>> start

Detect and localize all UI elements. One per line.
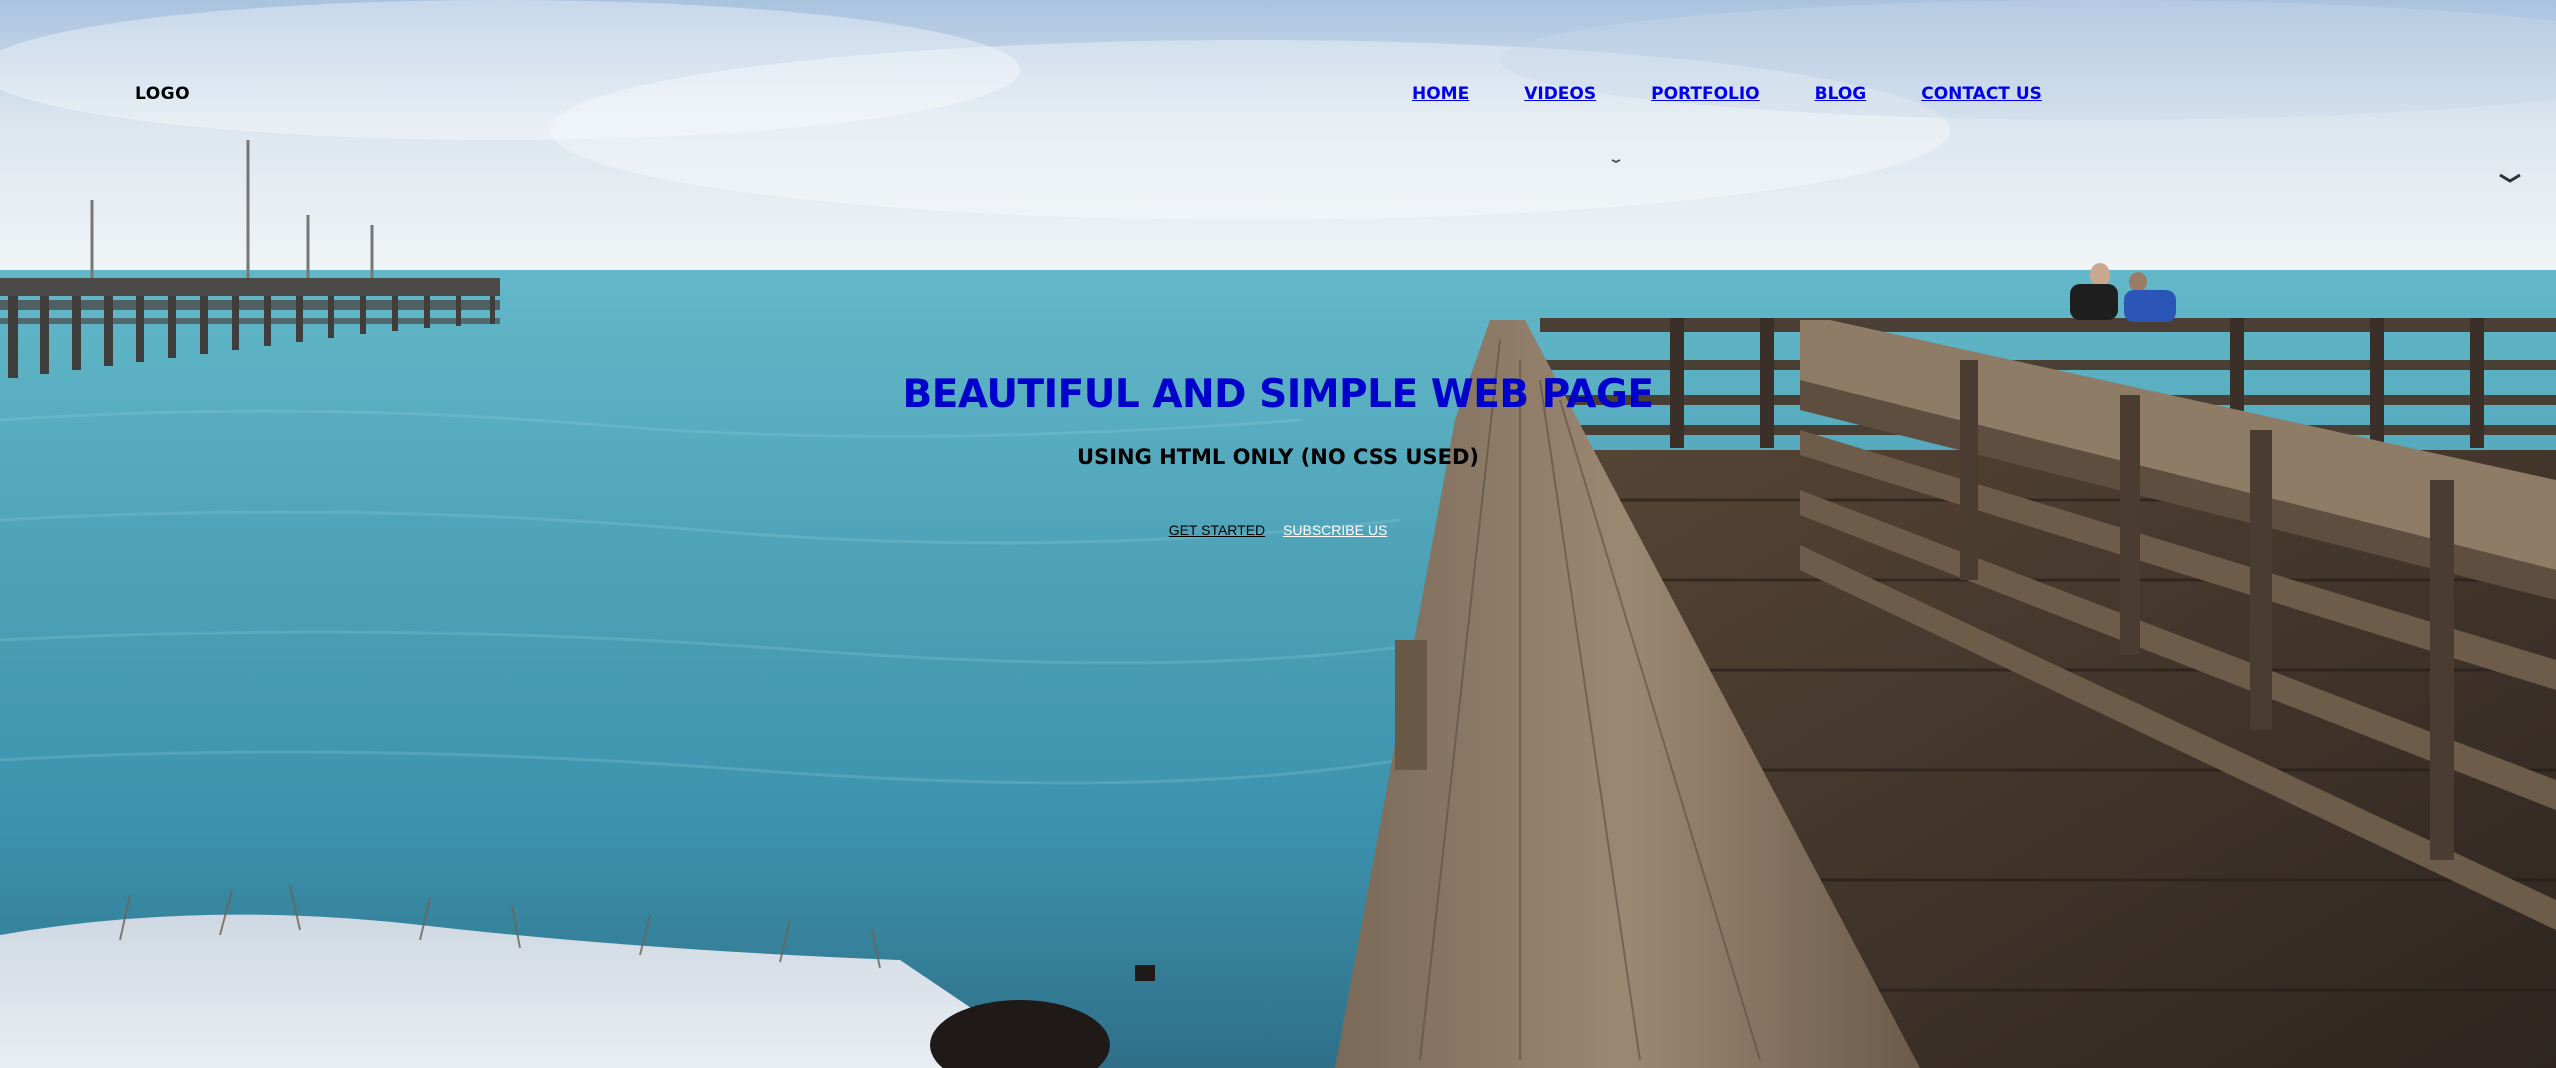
hero-cta-group: GET STARTED SUBSCRIBE US	[0, 522, 2556, 538]
nav-videos-link[interactable]: VIDEOS	[1524, 84, 1596, 104]
nav-home-link[interactable]: HOME	[1412, 84, 1469, 104]
logo[interactable]: LOGO	[135, 84, 190, 104]
hero-subtitle: USING HTML ONLY (NO CSS USED)	[1077, 445, 1479, 469]
nav-portfolio-link[interactable]: PORTFOLIO	[1651, 84, 1760, 104]
nav-blog-link[interactable]: BLOG	[1815, 84, 1867, 104]
main-nav: HOME VIDEOS PORTFOLIO BLOG CONTACT US	[1412, 84, 2097, 104]
get-started-link[interactable]: GET STARTED	[1169, 522, 1265, 538]
subscribe-link[interactable]: SUBSCRIBE US	[1283, 522, 1387, 538]
hero-title: BEAUTIFUL AND SIMPLE WEB PAGE	[902, 372, 1654, 417]
nav-contact-us-link[interactable]: CONTACT US	[1921, 84, 2042, 104]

>> end

§ **WRITTEN PROBLEM**
Recast the data above as a Markdown table with the columns Row and Line, one numbered row per line with blank lines omitted. Leave out the pictures.

§ **WRITTEN ANSWER**
| Row | Line |
|---|---|
| 1 | Detect and localize all UI elements. One per line. |
| 2 | hero-cta-group: GET STARTED SUBSCRIBE US	[0, 522, 2556, 538] |
| 3 | nav-videos-link[interactable]: VIDEOS	[1524, 84, 1596, 104] |
| 4 | nav-home-link[interactable]: HOME	[1412, 84, 1469, 104] |
| 5 | logo[interactable]: LOGO	[135, 84, 190, 104] |
| 6 | hero-subtitle: USING HTML ONLY (NO CSS USED)	[1077, 445, 1479, 469] |
| 7 | nav-portfolio-link[interactable]: PORTFOLIO	[1651, 84, 1760, 104] |
| 8 | nav-blog-link[interactable]: BLOG	[1815, 84, 1867, 104] |
| 9 | main-nav: HOME VIDEOS PORTFOLIO BLOG CONTACT US	[1412, 84, 2097, 104] |
| 10 | get-started-link[interactable]: GET STARTED	[1169, 522, 1265, 538] |
| 11 | subscribe-link[interactable]: SUBSCRIBE US	[1283, 522, 1387, 538] |
| 12 | hero-title: BEAUTIFUL AND SIMPLE WEB PAGE	[902, 372, 1654, 417] |
| 13 | nav-contact-us-link[interactable]: CONTACT US	[1921, 84, 2042, 104] |